#### [EXERCISE PROMPT]
Reproduce all entries word for word.

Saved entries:
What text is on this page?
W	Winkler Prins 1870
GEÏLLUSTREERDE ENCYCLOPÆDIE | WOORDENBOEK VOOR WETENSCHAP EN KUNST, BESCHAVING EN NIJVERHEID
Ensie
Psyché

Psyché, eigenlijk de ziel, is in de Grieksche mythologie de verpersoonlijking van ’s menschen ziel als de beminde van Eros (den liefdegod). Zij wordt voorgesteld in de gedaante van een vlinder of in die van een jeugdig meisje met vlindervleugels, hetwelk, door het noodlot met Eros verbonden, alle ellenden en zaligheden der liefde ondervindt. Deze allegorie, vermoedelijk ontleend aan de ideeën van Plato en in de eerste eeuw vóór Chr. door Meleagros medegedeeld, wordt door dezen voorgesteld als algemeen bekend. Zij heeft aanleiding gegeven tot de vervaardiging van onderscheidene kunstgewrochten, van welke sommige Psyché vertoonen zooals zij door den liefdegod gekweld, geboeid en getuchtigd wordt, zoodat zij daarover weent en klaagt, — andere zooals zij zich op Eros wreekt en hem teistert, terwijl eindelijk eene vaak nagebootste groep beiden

#### [WRITTEN SOLUTION]
What text is on this page?
W	Winkler Prins 1870
GEÏLLUSTREERDE ENCYCLOPÆDIE | WOORDENBOEK VOOR WETENSCHAP EN KUNST, BESCHAVING EN NIJVERHEID
Ensie
Psyché

Psyché, eigenlijk de ziel, is in de Grieksche mythologie de verpersoonlijking van ’s menschen ziel als de beminde van Eros (den liefdegod). Zij wordt voorgesteld in de gedaante van een vlinder of in die van een jeugdig meisje met vlindervleugels, hetwelk, door het noodlot met Eros verbonden, alle ellenden en zaligheden der liefde ondervindt. Deze allegorie, vermoedelijk ontleend aan de ideeën van Plato en in de eerste eeuw vóór Chr. door Meleagros medegedeeld, wordt door dezen voorgesteld als algemeen bekend. Zij heeft aanleiding gegeven tot de vervaardiging van onderscheidene kunstgewrochten, van welke sommige Psyché vertoonen zooals zij door den liefdegod gekweld, geboeid en getuchtigd wordt, zoodat zij daarover weent en klaagt, — andere zooals zij zich op Eros wreekt en hem teistert, terwijl eindelijk eene vaak nagebootste groep beiden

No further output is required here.